GIVEN INSTRUCTION:
Each entry has to be copied exactly, with nothing missed.

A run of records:
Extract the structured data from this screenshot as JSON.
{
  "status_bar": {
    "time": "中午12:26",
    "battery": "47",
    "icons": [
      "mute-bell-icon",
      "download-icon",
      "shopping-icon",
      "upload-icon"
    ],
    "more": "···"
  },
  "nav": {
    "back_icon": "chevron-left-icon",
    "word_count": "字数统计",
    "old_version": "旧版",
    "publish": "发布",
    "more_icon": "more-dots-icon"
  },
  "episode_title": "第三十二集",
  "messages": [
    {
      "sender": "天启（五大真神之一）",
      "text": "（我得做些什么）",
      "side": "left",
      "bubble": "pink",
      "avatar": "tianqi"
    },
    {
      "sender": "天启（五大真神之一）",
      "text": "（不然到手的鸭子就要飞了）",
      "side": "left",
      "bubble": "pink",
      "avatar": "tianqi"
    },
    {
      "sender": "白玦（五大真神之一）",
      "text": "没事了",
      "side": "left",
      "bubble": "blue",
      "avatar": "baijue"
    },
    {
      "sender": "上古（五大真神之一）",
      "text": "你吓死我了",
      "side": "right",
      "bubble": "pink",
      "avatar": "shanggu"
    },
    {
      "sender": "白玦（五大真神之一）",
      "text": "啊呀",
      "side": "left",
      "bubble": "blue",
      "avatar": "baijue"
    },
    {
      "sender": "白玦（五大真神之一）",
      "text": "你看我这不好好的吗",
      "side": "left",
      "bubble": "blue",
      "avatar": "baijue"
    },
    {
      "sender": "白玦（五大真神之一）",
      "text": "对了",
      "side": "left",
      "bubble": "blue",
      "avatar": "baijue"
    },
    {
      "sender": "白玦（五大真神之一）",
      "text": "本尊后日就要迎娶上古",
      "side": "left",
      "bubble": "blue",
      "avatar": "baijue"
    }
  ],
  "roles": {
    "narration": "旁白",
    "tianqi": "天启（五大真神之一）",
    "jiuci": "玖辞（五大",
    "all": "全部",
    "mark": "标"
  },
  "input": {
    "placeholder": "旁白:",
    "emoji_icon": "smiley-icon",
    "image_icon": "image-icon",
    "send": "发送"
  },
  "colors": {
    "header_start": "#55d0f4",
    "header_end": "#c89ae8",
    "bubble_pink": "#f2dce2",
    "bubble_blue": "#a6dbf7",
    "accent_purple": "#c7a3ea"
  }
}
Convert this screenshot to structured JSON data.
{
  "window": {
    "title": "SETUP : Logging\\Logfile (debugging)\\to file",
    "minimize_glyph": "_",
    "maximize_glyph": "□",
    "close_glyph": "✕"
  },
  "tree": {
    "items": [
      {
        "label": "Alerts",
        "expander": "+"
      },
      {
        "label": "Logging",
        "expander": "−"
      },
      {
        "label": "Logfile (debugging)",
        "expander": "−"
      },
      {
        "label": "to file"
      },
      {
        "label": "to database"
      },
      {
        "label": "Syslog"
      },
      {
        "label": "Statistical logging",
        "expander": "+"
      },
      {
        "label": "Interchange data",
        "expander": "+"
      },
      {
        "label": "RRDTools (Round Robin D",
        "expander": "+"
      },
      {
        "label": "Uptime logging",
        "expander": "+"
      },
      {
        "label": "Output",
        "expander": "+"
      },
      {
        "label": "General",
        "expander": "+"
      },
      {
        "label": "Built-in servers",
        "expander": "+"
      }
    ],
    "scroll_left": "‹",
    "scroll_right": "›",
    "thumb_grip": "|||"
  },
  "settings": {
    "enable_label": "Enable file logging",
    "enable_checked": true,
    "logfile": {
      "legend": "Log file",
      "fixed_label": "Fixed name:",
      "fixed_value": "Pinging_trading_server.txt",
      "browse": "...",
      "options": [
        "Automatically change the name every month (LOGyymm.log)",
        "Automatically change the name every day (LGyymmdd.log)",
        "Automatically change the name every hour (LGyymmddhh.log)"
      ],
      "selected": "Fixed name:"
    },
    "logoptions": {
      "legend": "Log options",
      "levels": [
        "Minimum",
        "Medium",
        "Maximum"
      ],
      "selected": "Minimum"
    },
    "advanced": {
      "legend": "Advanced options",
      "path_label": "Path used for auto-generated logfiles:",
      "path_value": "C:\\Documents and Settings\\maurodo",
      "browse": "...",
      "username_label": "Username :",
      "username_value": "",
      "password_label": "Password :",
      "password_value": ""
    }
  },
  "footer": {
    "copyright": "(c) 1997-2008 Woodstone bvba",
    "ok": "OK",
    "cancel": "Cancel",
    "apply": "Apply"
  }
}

RESULT OF THIS EXERCISE:
Extract the structured data from this screenshot as JSON.
{
  "status_bar": {
    "time": "中午12:26",
    "battery": "47",
    "icons": [
      "mute-bell-icon",
      "download-icon",
      "shopping-icon",
      "upload-icon"
    ],
    "more": "···"
  },
  "nav": {
    "back_icon": "chevron-left-icon",
    "word_count": "字数统计",
    "old_version": "旧版",
    "publish": "发布",
    "more_icon": "more-dots-icon"
  },
  "episode_title": "第三十二集",
  "messages": [
    {
      "sender": "天启（五大真神之一）",
      "text": "（我得做些什么）",
      "side": "left",
      "bubble": "pink",
      "avatar": "tianqi"
    },
    {
      "sender": "天启（五大真神之一）",
      "text": "（不然到手的鸭子就要飞了）",
      "side": "left",
      "bubble": "pink",
      "avatar": "tianqi"
    },
    {
      "sender": "白玦（五大真神之一）",
      "text": "没事了",
      "side": "left",
      "bubble": "blue",
      "avatar": "baijue"
    },
    {
      "sender": "上古（五大真神之一）",
      "text": "你吓死我了",
      "side": "right",
      "bubble": "pink",
      "avatar": "shanggu"
    },
    {
      "sender": "白玦（五大真神之一）",
      "text": "啊呀",
      "side": "left",
      "bubble": "blue",
      "avatar": "baijue"
    },
    {
      "sender": "白玦（五大真神之一）",
      "text": "你看我这不好好的吗",
      "side": "left",
      "bubble": "blue",
      "avatar": "baijue"
    },
    {
      "sender": "白玦（五大真神之一）",
      "text": "对了",
      "side": "left",
      "bubble": "blue",
      "avatar": "baijue"
    },
    {
      "sender": "白玦（五大真神之一）",
      "text": "本尊后日就要迎娶上古",
      "side": "left",
      "bubble": "blue",
      "avatar": "baijue"
    }
  ],
  "roles": {
    "narration": "旁白",
    "tianqi": "天启（五大真神之一）",
    "jiuci": "玖辞（五大",
    "all": "全部",
    "mark": "标"
  },
  "input": {
    "placeholder": "旁白:",
    "emoji_icon": "smiley-icon",
    "image_icon": "image-icon",
    "send": "发送"
  },
  "colors": {
    "header_start": "#55d0f4",
    "header_end": "#c89ae8",
    "bubble_pink": "#f2dce2",
    "bubble_blue": "#a6dbf7",
    "accent_purple": "#c7a3ea"
  }
}
Convert this screenshot to structured JSON data.
{
  "window": {
    "title": "SETUP : Logging\\Logfile (debugging)\\to file",
    "minimize_glyph": "_",
    "maximize_glyph": "□",
    "close_glyph": "✕"
  },
  "tree": {
    "items": [
      {
        "label": "Alerts",
        "expander": "+"
      },
      {
        "label": "Logging",
        "expander": "−"
      },
      {
        "label": "Logfile (debugging)",
        "expander": "−"
      },
      {
        "label": "to file"
      },
      {
        "label": "to database"
      },
      {
        "label": "Syslog"
      },
      {
        "label": "Statistical logging",
        "expander": "+"
      },
      {
        "label": "Interchange data",
        "expander": "+"
      },
      {
        "label": "RRDTools (Round Robin D",
        "expander": "+"
      },
      {
        "label": "Uptime logging",
        "expander": "+"
      },
      {
        "label": "Output",
        "expander": "+"
      },
      {
        "label": "General",
        "expander": "+"
      },
      {
        "label": "Built-in servers",
        "expander": "+"
      }
    ],
    "scroll_left": "‹",
    "scroll_right": "›",
    "thumb_grip": "|||"
  },
  "settings": {
    "enable_label": "Enable file logging",
    "enable_checked": true,
    "logfile": {
      "legend": "Log file",
      "fixed_label": "Fixed name:",
      "fixed_value": "Pinging_trading_server.txt",
      "browse": "...",
      "options": [
        "Automatically change the name every month (LOGyymm.log)",
        "Automatically change the name every day (LGyymmdd.log)",
        "Automatically change the name every hour (LGyymmddhh.log)"
      ],
      "selected": "Fixed name:"
    },
    "logoptions": {
      "legend": "Log options",
      "levels": [
        "Minimum",
        "Medium",
        "Maximum"
      ],
      "selected": "Minimum"
    },
    "advanced": {
      "legend": "Advanced options",
      "path_label": "Path used for auto-generated logfiles:",
      "path_value": "C:\\Documents and Settings\\maurodo",
      "browse": "...",
      "username_label": "Username :",
      "username_value": "",
      "password_label": "Password :",
      "password_value": ""
    }
  },
  "footer": {
    "copyright": "(c) 1997-2008 Woodstone bvba",
    "ok": "OK",
    "cancel": "Cancel",
    "apply": "Apply"
  }
}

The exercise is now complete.